EXTRACTED RECORDS:
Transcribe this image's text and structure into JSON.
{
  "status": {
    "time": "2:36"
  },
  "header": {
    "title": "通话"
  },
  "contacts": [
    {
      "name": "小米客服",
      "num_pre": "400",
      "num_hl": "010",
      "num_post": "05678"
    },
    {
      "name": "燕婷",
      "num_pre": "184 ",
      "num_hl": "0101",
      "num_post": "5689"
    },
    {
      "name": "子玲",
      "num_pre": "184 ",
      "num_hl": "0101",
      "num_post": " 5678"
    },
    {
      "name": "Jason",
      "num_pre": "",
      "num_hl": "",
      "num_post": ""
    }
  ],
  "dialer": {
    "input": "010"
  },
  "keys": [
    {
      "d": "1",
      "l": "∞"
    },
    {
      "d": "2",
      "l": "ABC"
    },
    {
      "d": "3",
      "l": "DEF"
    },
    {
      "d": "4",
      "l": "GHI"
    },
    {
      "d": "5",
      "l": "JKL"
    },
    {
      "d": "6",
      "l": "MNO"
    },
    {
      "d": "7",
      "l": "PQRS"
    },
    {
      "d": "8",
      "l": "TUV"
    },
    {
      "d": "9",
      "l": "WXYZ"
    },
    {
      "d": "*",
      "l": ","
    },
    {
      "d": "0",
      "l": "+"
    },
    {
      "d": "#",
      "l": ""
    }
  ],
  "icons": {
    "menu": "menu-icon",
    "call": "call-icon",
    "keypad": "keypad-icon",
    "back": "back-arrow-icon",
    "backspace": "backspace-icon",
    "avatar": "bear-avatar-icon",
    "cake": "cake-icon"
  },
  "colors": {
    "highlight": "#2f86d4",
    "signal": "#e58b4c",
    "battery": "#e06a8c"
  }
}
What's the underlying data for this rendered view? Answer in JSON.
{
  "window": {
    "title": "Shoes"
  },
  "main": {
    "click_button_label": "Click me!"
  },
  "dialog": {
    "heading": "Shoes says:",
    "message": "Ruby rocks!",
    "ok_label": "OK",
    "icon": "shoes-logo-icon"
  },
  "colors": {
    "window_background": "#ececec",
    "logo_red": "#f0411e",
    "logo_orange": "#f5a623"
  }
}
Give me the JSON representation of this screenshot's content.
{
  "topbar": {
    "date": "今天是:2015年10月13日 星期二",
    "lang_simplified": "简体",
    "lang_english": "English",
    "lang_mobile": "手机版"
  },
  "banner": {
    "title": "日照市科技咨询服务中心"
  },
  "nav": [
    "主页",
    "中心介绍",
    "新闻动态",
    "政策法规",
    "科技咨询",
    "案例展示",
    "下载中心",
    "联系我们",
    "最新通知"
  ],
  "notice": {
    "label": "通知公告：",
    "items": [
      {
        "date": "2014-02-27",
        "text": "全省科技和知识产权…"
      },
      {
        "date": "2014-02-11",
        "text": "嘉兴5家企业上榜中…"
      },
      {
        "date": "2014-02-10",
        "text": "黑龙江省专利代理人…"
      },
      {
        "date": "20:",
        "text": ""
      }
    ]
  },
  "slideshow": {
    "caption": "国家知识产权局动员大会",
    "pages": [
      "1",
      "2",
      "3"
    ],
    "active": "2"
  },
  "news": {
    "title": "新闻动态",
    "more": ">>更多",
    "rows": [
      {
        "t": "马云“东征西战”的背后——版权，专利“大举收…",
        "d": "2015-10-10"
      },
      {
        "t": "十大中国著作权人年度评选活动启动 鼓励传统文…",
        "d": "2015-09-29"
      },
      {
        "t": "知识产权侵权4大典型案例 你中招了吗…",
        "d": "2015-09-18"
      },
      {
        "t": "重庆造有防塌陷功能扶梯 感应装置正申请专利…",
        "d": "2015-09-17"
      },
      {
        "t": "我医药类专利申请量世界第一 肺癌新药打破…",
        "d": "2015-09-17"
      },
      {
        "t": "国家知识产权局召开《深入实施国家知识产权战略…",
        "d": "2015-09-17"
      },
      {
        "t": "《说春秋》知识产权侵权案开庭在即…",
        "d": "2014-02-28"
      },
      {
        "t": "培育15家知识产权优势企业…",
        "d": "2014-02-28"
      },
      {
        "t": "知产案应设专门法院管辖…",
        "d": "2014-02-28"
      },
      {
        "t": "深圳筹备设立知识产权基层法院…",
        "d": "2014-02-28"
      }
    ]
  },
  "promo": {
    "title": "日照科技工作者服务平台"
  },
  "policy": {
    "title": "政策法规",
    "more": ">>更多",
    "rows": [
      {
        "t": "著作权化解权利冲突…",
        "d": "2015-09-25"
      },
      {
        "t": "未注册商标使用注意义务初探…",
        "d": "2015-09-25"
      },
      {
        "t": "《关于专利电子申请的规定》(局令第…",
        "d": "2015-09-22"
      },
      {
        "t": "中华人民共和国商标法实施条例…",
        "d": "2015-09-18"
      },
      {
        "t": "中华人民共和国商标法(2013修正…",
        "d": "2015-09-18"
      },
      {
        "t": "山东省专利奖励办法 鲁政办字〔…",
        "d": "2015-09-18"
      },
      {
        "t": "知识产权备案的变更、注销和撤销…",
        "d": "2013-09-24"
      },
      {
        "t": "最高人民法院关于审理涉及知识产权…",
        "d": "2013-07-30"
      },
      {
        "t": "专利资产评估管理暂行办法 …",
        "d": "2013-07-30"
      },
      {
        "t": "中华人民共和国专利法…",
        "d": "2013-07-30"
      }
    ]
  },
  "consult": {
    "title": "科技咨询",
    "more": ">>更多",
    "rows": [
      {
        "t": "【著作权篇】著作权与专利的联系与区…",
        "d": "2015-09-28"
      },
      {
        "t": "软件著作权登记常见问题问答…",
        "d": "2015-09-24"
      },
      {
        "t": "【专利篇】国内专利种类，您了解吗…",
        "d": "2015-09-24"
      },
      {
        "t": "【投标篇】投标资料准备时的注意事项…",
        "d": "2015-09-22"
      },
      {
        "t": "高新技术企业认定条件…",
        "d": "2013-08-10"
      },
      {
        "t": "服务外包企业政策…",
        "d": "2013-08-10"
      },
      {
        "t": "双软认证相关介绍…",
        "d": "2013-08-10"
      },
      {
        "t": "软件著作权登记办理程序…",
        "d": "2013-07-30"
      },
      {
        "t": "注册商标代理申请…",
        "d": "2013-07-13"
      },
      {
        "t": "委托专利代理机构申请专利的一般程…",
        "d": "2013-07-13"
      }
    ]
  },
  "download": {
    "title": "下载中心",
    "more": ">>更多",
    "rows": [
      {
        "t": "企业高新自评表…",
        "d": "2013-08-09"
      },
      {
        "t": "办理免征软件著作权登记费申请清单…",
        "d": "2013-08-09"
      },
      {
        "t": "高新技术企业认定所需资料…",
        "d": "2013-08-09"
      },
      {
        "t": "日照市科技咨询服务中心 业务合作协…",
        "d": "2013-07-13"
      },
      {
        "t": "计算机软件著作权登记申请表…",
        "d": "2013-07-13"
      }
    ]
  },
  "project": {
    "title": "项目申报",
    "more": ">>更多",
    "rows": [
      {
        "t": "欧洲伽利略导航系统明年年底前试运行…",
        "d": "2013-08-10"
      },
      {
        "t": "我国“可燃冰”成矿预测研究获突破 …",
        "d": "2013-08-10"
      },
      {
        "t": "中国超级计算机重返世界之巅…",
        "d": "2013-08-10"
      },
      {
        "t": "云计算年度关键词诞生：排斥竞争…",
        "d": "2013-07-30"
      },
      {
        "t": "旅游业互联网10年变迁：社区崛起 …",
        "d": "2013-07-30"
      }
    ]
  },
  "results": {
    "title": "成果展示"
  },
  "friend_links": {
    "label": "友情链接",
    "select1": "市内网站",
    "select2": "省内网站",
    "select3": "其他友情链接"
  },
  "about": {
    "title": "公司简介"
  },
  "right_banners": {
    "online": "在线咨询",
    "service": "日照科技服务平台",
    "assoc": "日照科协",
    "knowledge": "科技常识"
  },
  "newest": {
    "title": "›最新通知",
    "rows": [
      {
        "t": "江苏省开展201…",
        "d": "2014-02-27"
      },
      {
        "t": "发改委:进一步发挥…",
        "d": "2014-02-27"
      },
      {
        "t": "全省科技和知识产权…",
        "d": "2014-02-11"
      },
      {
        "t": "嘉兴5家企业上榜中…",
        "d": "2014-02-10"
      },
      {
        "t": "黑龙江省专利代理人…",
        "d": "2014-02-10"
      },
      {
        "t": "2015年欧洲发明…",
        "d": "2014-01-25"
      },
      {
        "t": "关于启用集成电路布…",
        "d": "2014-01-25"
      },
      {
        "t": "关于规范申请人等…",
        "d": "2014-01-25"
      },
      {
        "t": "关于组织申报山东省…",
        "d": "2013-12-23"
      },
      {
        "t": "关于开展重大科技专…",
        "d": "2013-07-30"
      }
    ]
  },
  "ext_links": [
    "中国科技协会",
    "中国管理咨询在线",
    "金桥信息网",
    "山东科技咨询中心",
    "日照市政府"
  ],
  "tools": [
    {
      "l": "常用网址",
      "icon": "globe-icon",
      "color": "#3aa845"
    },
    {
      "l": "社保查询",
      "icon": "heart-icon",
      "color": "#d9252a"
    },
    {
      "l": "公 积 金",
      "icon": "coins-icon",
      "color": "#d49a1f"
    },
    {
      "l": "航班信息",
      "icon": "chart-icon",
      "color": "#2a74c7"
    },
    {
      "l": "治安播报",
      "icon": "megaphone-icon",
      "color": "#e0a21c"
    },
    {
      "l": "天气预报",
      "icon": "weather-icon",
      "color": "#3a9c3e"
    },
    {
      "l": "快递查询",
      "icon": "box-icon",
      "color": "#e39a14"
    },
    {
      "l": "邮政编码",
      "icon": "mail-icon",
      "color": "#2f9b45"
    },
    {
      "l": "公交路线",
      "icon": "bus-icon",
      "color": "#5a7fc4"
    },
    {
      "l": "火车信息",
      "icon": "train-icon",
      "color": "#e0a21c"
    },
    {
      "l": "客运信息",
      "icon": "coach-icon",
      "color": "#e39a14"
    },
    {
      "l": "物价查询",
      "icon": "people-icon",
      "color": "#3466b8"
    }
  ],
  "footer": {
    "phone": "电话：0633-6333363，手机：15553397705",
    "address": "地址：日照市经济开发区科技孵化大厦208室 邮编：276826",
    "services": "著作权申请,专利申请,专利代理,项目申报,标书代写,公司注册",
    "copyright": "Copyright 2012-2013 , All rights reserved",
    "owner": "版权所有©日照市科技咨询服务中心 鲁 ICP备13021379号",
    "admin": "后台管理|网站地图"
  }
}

TASK OBJECTIVE: From the material above, gather all lines that include the string "项目申报" and copy them.

ANSWER TO THE TASK:
    "title": "项目申报",
    "services": "著作权申请,专利申请,专利代理,项目申报,标书代写,公司注册",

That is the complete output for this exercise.